#### What this task involves
Look through the records below and collect all lines that hold the string "response".

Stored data

=-=-=

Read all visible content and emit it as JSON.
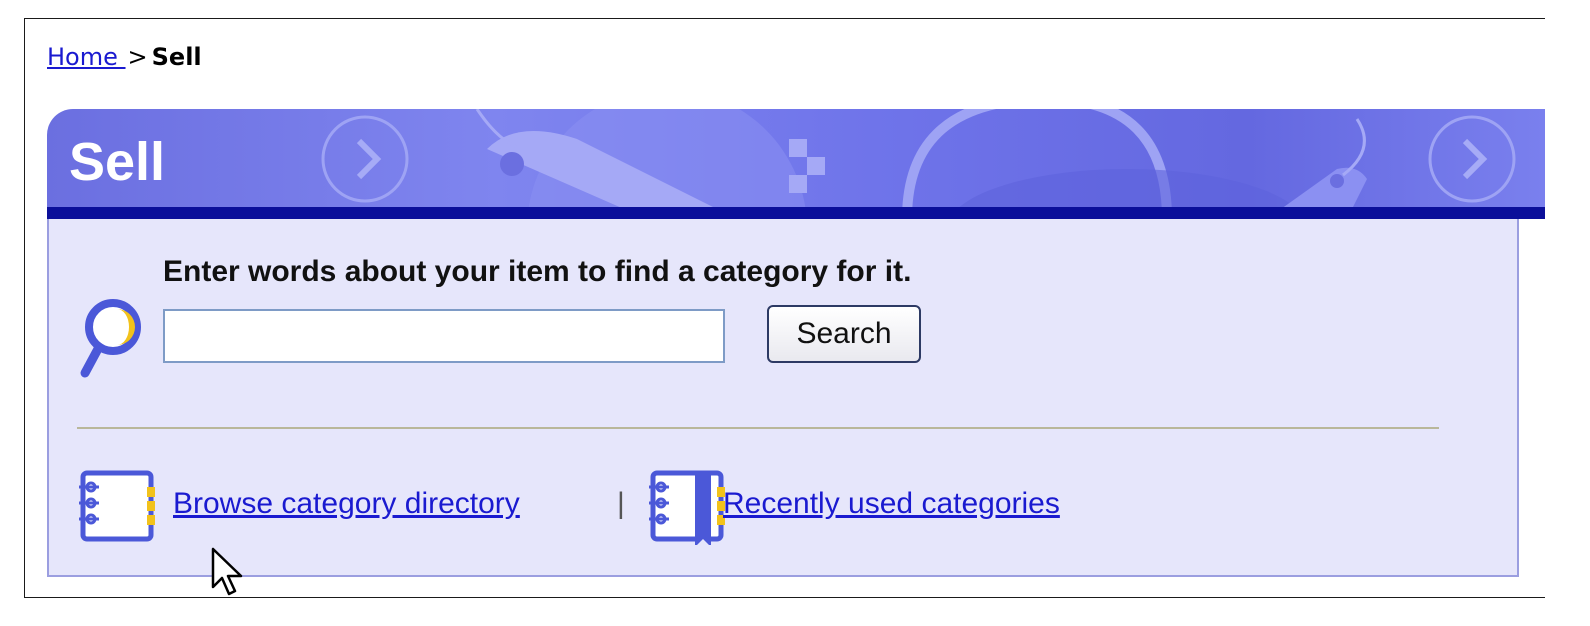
{
  "breadcrumb": {
    "home_label": "Home ",
    "separator": ">",
    "current_label": "Sell"
  },
  "banner": {
    "title": "Sell"
  },
  "search": {
    "prompt": "Enter words about your item to find a category for it.",
    "input_value": "",
    "input_placeholder": "",
    "button_label": "Search"
  },
  "links": {
    "browse_label": "Browse category directory",
    "separator": "|",
    "recent_label": "Recently used categories"
  },
  "icons": {
    "search": "magnifier-icon",
    "browse": "notebook-icon",
    "recent": "bookmarked-notebook-icon",
    "cursor": "mouse-pointer-icon"
  },
  "colors": {
    "banner": "#6b6fe0",
    "banner_bar": "#0b0f9a",
    "panel_bg": "#e6e6fb",
    "link": "#1a1ad0"
  }
}
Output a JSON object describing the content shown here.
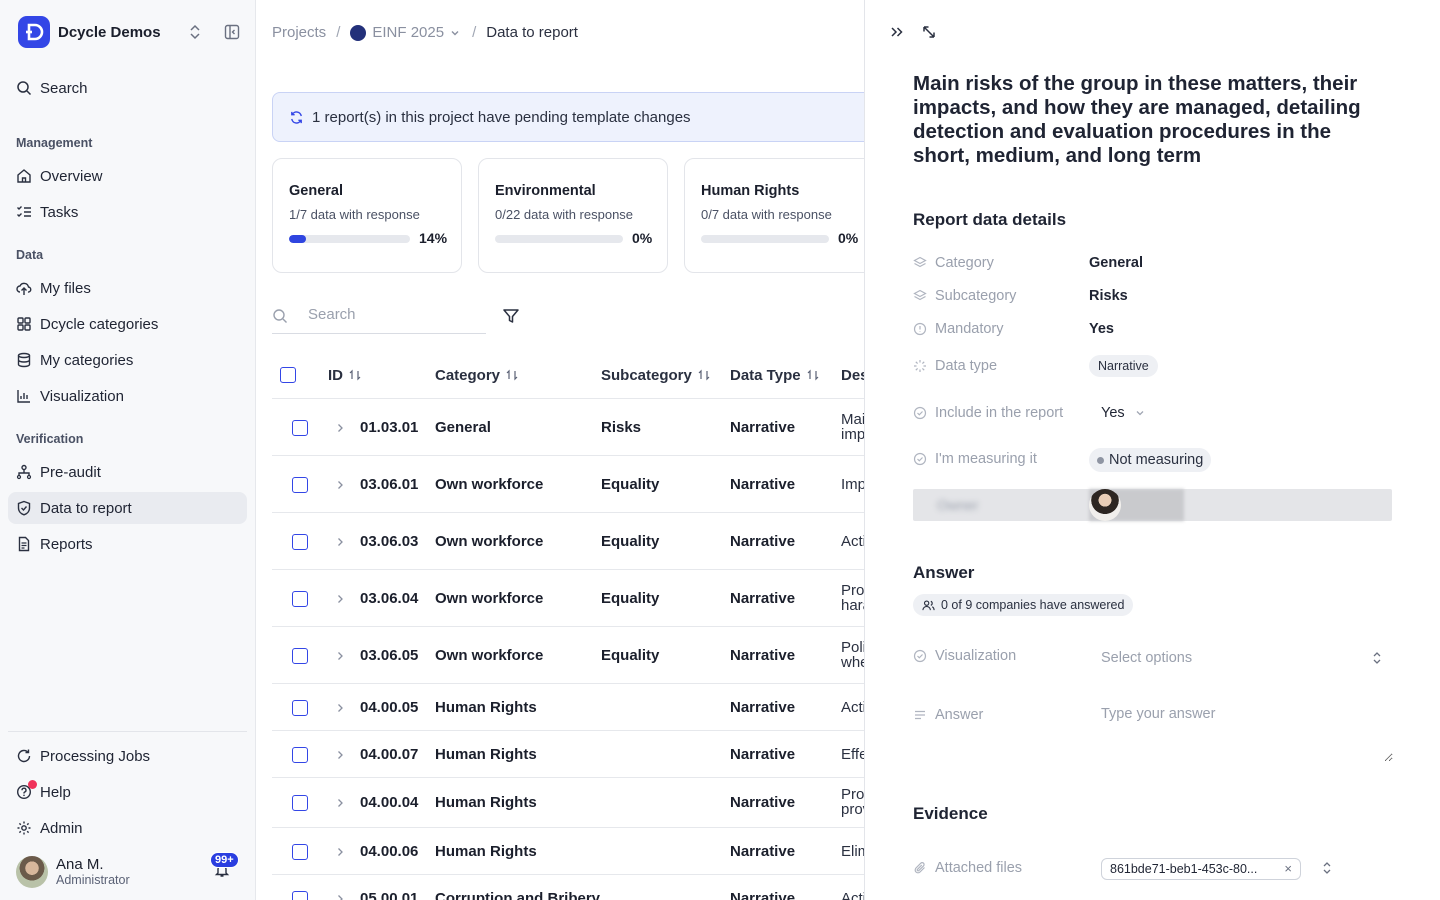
{
  "workspace": {
    "name": "Dcycle Demos"
  },
  "sidebar": {
    "search_label": "Search",
    "sections": {
      "management": "Management",
      "data": "Data",
      "verification": "Verification"
    },
    "items": {
      "overview": "Overview",
      "tasks": "Tasks",
      "my_files": "My files",
      "dcycle_categories": "Dcycle categories",
      "my_categories": "My categories",
      "visualization": "Visualization",
      "pre_audit": "Pre-audit",
      "data_to_report": "Data to report",
      "reports": "Reports",
      "processing_jobs": "Processing Jobs",
      "help": "Help",
      "admin": "Admin"
    },
    "active": "data_to_report"
  },
  "user": {
    "name": "Ana M.",
    "role": "Administrator",
    "notifications": "99+"
  },
  "breadcrumb": {
    "root": "Projects",
    "project": "EINF 2025",
    "current": "Data to report"
  },
  "banner": {
    "text": "1 report(s) in this project have pending template changes"
  },
  "cards": [
    {
      "title": "General",
      "subtitle": "1/7 data with response",
      "percent_label": "14%",
      "progress": 0.14
    },
    {
      "title": "Environmental",
      "subtitle": "0/22 data with response",
      "percent_label": "0%",
      "progress": 0
    },
    {
      "title": "Human Rights",
      "subtitle": "0/7 data with response",
      "percent_label": "0%",
      "progress": 0
    }
  ],
  "table": {
    "search_placeholder": "Search",
    "columns": {
      "id": "ID",
      "category": "Category",
      "subcategory": "Subcategory",
      "data_type": "Data Type",
      "description": "Des"
    },
    "rows": [
      {
        "id": "01.03.01",
        "category": "General",
        "subcategory": "Risks",
        "data_type": "Narrative",
        "desc1": "Mai",
        "desc2": "imp"
      },
      {
        "id": "03.06.01",
        "category": "Own workforce",
        "subcategory": "Equality",
        "data_type": "Narrative",
        "desc1": "Imp",
        "desc2": ""
      },
      {
        "id": "03.06.03",
        "category": "Own workforce",
        "subcategory": "Equality",
        "data_type": "Narrative",
        "desc1": "Acti",
        "desc2": ""
      },
      {
        "id": "03.06.04",
        "category": "Own workforce",
        "subcategory": "Equality",
        "data_type": "Narrative",
        "desc1": "Prot",
        "desc2": "hara"
      },
      {
        "id": "03.06.05",
        "category": "Own workforce",
        "subcategory": "Equality",
        "data_type": "Narrative",
        "desc1": "Poli",
        "desc2": "whe"
      },
      {
        "id": "04.00.05",
        "category": "Human Rights",
        "subcategory": "",
        "data_type": "Narrative",
        "desc1": "Acti",
        "desc2": ""
      },
      {
        "id": "04.00.07",
        "category": "Human Rights",
        "subcategory": "",
        "data_type": "Narrative",
        "desc1": "Effe",
        "desc2": ""
      },
      {
        "id": "04.00.04",
        "category": "Human Rights",
        "subcategory": "",
        "data_type": "Narrative",
        "desc1": "Pron",
        "desc2": "prov"
      },
      {
        "id": "04.00.06",
        "category": "Human Rights",
        "subcategory": "",
        "data_type": "Narrative",
        "desc1": "Elim",
        "desc2": ""
      },
      {
        "id": "05.00.01",
        "category": "Corruption and Bribery",
        "subcategory": "",
        "data_type": "Narrative",
        "desc1": "Acti",
        "desc2": ""
      }
    ]
  },
  "panel": {
    "title": "Main risks of the group in these matters, their impacts, and how they are managed, detailing detection and evaluation procedures in the short, medium, and long term",
    "details_heading": "Report data details",
    "labels": {
      "category": "Category",
      "subcategory": "Subcategory",
      "mandatory": "Mandatory",
      "data_type": "Data type",
      "include": "Include in the report",
      "measuring": "I'm measuring it",
      "owner": "Owner"
    },
    "values": {
      "category": "General",
      "subcategory": "Risks",
      "mandatory": "Yes",
      "data_type": "Narrative",
      "include": "Yes",
      "measuring": "Not measuring",
      "owner": "Ana M."
    },
    "answer_heading": "Answer",
    "answered_badge": "0 of 9 companies have answered",
    "visualization_label": "Visualization",
    "visualization_placeholder": "Select options",
    "answer_label": "Answer",
    "answer_placeholder": "Type your answer",
    "evidence_heading": "Evidence",
    "attached_label": "Attached files",
    "attached_file": "861bde71-beb1-453c-80..."
  }
}
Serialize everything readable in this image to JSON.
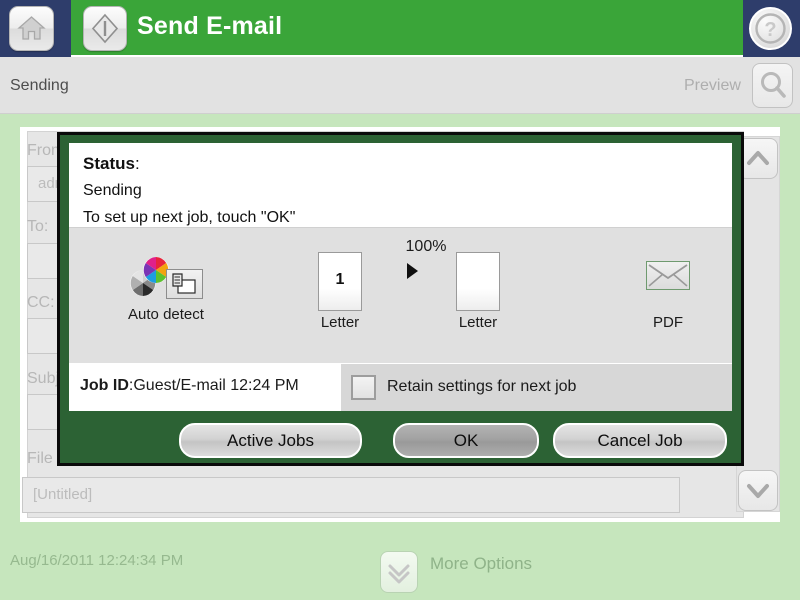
{
  "header": {
    "title": "Send E-mail",
    "home_icon": "home-icon",
    "start_icon": "start-diamond-icon",
    "help_icon": "help-question-icon",
    "band_color": "#3aa539",
    "bar_color": "#2e3d6b"
  },
  "statusbar": {
    "status": "Sending",
    "preview_label": "Preview",
    "preview_icon": "magnifier-icon"
  },
  "form": {
    "fields": [
      {
        "label": "From:",
        "value": "admin"
      },
      {
        "label": "To:",
        "value": ""
      },
      {
        "label": "CC:",
        "value": ""
      },
      {
        "label": "Subject:",
        "value": ""
      },
      {
        "label": "File Name:",
        "value": "[Untitled]"
      }
    ],
    "scroll_up_icon": "chevron-up-icon",
    "scroll_down_icon": "chevron-down-icon"
  },
  "dialog": {
    "status_title": "Status",
    "status_colon": ":",
    "status_value": "Sending",
    "instruction": "To set up next job, touch \"OK\"",
    "icons": {
      "color_mode_label": "Auto detect",
      "color_mode_icon": "color-wheel-icon",
      "scan_doc_icon": "scan-document-icon",
      "input_page_label": "Letter",
      "input_page_number": "1",
      "scale_percent": "100%",
      "arrow_icon": "arrow-right-icon",
      "output_page_label": "Letter",
      "file_type_label": "PDF",
      "file_type_icon": "envelope-icon"
    },
    "jobid_label": "Job ID",
    "jobid_colon": ":",
    "jobid_value": "Guest/E-mail 12:24 PM",
    "retain_label": "Retain settings for next job",
    "retain_checked": false,
    "buttons": {
      "active_jobs": "Active Jobs",
      "ok": "OK",
      "cancel": "Cancel Job"
    },
    "border_color": "#2c6234"
  },
  "footer": {
    "datetime": "Aug/16/2011 12:24:34 PM",
    "more_options": "More Options",
    "more_icon": "double-chevron-down-icon"
  }
}
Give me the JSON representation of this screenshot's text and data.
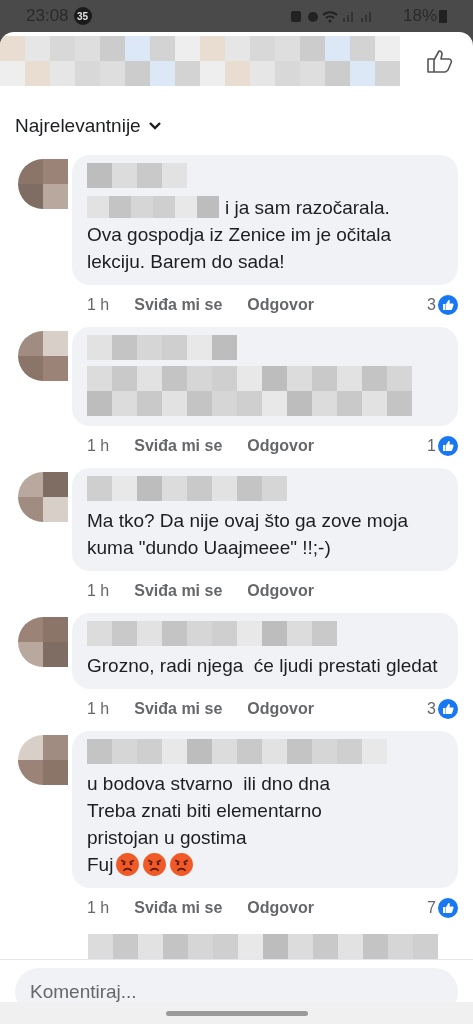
{
  "status_bar": {
    "time": "23:08",
    "notification_count": "35",
    "battery": "18%"
  },
  "sort": {
    "label": "Najrelevantnije"
  },
  "comments": [
    {
      "kind": "prefixed",
      "text_head": "i ja sam razočarala.",
      "text": "Ova gospodja iz Zenice im je očitala lekciju. Barem do sada!",
      "time": "1 h",
      "like": "Sviđa mi se",
      "reply": "Odgovor",
      "reactions": "3"
    },
    {
      "kind": "hidden",
      "time": "1 h",
      "like": "Sviđa mi se",
      "reply": "Odgovor",
      "reactions": "1"
    },
    {
      "kind": "plain",
      "text": "Ma tko? Da nije ovaj što ga zove moja kuma \"dundo Uaajmeee\" !!;-)",
      "time": "1 h",
      "like": "Sviđa mi se",
      "reply": "Odgovor"
    },
    {
      "kind": "plain",
      "text": "Grozno, radi njega  će ljudi prestati gledat",
      "time": "1 h",
      "like": "Sviđa mi se",
      "reply": "Odgovor",
      "reactions": "3"
    },
    {
      "kind": "lines",
      "lines": [
        "u bodova stvarno  ili dno dna",
        "Treba znati biti elementarno",
        "pristojan u gostima",
        "Fuj"
      ],
      "emojis": [
        {
          "kind": "angry"
        },
        {
          "kind": "angry"
        },
        {
          "kind": "angry"
        }
      ],
      "time": "1 h",
      "like": "Sviđa mi se",
      "reply": "Odgovor",
      "reactions": "7"
    }
  ],
  "composer": {
    "placeholder": "Komentiraj..."
  }
}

=-=-=

#### Output below
      "subtitle": "1/7 data with response",
      "subtitle": "0/22 data with response",
      "subtitle": "0/7 data with response",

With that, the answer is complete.